-- START OF RECORDS TO PROCESS --
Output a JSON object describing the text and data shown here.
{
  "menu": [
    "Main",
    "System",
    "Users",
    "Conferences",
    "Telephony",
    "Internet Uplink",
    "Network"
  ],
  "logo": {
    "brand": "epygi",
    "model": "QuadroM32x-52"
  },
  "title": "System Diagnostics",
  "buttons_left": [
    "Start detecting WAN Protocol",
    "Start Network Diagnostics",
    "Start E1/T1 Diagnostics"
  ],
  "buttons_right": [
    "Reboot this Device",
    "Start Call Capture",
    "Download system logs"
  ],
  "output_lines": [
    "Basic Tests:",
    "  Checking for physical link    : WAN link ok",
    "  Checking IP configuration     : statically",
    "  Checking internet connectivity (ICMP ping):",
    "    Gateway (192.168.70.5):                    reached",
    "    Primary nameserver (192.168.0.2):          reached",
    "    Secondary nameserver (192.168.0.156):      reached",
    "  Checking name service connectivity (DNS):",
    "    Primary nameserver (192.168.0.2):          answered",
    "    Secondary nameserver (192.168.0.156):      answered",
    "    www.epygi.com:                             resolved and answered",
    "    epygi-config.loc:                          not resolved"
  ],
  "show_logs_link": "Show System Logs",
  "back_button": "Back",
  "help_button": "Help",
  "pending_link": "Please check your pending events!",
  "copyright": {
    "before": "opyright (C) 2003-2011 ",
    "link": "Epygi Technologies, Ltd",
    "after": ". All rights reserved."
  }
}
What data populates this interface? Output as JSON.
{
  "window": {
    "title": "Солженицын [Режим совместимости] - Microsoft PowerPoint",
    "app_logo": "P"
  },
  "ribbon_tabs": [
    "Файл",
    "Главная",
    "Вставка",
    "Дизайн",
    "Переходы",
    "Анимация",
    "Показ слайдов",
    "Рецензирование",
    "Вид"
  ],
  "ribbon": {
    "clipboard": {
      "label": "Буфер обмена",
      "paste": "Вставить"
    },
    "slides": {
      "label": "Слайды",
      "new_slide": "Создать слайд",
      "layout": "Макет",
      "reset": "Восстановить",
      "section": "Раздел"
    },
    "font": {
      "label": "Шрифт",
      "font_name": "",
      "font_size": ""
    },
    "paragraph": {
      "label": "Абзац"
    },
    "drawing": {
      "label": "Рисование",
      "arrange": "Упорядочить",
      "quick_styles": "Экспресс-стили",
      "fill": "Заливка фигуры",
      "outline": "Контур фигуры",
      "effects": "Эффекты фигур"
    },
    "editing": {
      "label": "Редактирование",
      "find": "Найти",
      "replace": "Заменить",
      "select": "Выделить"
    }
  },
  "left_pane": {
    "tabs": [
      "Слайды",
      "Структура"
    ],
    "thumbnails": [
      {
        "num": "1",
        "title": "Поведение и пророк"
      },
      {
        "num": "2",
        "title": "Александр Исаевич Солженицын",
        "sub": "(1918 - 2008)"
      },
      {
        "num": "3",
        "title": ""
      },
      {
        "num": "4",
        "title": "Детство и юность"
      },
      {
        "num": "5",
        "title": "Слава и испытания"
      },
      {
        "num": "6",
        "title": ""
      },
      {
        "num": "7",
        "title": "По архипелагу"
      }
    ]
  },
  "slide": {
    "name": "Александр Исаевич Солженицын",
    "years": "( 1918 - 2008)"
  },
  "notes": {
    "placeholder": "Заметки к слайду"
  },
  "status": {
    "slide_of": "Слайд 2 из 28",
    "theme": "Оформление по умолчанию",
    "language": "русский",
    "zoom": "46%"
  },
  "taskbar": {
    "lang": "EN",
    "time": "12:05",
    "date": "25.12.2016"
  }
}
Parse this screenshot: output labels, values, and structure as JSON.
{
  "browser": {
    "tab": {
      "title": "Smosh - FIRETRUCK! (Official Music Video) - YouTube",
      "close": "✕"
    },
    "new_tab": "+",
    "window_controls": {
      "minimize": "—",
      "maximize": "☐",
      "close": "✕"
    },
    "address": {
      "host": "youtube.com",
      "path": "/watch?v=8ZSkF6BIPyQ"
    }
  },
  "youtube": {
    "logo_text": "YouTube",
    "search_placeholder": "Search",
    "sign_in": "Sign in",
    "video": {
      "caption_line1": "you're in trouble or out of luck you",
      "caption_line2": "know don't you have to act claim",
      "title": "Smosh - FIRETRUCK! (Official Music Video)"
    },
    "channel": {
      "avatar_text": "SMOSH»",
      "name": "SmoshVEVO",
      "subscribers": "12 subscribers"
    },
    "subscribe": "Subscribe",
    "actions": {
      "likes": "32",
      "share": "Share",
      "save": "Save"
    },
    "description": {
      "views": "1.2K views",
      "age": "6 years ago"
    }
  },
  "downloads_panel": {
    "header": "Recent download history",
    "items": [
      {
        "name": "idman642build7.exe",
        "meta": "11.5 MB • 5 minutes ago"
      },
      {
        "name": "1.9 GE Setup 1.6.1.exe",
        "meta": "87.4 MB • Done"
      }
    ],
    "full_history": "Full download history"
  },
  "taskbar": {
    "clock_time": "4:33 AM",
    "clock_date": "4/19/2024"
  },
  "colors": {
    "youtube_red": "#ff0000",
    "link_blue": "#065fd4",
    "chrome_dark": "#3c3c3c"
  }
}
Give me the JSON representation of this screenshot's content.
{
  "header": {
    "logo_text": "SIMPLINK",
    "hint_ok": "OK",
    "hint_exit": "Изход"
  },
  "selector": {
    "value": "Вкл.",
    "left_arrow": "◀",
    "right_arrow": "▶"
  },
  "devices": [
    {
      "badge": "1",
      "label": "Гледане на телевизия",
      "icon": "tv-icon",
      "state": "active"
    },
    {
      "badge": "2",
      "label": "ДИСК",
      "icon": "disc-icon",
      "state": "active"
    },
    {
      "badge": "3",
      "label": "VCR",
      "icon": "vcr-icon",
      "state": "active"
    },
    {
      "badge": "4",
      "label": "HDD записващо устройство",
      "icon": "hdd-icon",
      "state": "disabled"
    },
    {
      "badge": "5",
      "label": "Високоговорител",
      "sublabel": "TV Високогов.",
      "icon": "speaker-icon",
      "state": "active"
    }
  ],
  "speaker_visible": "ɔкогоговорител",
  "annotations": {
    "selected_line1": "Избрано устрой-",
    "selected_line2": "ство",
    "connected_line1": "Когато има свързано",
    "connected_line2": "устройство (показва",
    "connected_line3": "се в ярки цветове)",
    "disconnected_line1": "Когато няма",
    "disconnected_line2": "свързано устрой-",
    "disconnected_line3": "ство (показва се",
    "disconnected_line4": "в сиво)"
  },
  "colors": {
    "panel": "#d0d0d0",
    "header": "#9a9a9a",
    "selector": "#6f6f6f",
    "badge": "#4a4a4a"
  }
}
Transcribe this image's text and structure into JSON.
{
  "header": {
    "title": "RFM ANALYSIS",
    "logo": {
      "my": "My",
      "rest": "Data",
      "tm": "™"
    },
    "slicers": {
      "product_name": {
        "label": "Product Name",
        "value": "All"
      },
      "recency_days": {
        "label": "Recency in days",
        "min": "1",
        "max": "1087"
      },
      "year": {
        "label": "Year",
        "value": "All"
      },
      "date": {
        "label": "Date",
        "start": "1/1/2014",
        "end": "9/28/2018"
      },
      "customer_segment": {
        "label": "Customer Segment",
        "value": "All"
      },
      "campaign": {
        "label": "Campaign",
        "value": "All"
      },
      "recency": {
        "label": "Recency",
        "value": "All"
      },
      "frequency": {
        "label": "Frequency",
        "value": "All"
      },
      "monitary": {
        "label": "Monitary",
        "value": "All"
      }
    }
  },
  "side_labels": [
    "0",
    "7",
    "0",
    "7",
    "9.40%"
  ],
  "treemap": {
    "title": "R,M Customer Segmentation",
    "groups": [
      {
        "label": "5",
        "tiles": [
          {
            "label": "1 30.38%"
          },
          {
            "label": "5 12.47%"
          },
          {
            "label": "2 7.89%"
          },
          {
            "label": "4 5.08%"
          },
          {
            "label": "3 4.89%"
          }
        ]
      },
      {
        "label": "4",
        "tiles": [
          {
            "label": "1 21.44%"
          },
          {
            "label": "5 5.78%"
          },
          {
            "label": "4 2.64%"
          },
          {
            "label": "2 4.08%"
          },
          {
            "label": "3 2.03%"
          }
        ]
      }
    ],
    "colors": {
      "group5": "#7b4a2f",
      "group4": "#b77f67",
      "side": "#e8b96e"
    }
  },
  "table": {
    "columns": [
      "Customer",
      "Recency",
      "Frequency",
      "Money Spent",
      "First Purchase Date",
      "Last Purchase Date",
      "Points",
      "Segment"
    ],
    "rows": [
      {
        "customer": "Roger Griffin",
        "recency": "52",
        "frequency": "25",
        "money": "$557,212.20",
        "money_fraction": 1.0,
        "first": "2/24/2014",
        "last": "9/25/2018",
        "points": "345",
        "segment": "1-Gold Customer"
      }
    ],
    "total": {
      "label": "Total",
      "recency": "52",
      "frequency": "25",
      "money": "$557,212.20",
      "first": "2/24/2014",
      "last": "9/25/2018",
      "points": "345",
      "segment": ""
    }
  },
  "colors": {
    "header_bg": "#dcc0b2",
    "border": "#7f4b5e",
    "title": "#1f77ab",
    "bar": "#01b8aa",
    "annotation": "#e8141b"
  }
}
-- END OF RECORDS TO PROCESS --
# THE EXERCISE:
Count how many lines of the data include the word "устройство". Your reply should be that number alone.

# SOLUTION TO THE PROBLEM:
2